Written problem:
Return the records that follow, matching each one exactly.

========

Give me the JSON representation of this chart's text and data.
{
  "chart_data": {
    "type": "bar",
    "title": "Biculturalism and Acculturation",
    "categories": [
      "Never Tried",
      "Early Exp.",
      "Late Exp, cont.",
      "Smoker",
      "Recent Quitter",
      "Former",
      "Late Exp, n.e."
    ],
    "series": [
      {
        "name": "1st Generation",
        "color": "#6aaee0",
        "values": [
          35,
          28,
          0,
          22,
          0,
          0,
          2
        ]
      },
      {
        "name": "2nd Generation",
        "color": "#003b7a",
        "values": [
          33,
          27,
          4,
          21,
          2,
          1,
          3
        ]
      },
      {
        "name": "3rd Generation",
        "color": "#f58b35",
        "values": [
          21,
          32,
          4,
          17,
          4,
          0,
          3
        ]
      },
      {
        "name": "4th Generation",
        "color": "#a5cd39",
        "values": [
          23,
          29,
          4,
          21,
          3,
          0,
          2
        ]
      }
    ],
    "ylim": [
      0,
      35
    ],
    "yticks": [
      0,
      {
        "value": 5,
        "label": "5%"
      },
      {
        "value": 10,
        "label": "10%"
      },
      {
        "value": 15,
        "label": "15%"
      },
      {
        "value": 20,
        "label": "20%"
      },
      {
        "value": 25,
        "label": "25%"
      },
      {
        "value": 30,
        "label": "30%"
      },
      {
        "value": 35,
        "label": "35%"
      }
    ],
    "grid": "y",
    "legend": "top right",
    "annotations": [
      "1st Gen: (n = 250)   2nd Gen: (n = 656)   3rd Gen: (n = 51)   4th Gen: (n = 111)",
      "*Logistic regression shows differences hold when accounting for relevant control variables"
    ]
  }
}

========

Response to the task:
Give me the JSON representation of this chart's text and data.
{
  "chart_data": {
    "type": "bar",
    "title": "Biculturalism and Acculturation",
    "categories": [
      "Never Tried",
      "Early Exp.",
      "Late Exp, cont.",
      "Smoker",
      "Recent Quitter",
      "Former",
      "Late Exp, n.e."
    ],
    "series": [
      {
        "name": "1st Generation",
        "color": "#6aaee0",
        "values": [
          35,
          28,
          0,
          22,
          0,
          0,
          2
        ]
      },
      {
        "name": "2nd Generation",
        "color": "#003b7a",
        "values": [
          33,
          27,
          4,
          21,
          2,
          1,
          3
        ]
      },
      {
        "name": "3rd Generation",
        "color": "#f58b35",
        "values": [
          21,
          32,
          4,
          17,
          4,
          0,
          3
        ]
      },
      {
        "name": "4th Generation",
        "color": "#a5cd39",
        "values": [
          23,
          29,
          4,
          21,
          3,
          0,
          2
        ]
      }
    ],
    "ylim": [
      0,
      35
    ],
    "yticks": [
      0,
      {
        "value": 5,
        "label": "5%"
      },
      {
        "value": 10,
        "label": "10%"
      },
      {
        "value": 15,
        "label": "15%"
      },
      {
        "value": 20,
        "label": "20%"
      },
      {
        "value": 25,
        "label": "25%"
      },
      {
        "value": 30,
        "label": "30%"
      },
      {
        "value": 35,
        "label": "35%"
      }
    ],
    "grid": "y",
    "legend": "top right",
    "annotations": [
      "1st Gen: (n = 250)   2nd Gen: (n = 656)   3rd Gen: (n = 51)   4th Gen: (n = 111)",
      "*Logistic regression shows differences hold when accounting for relevant control variables"
    ]
  }
}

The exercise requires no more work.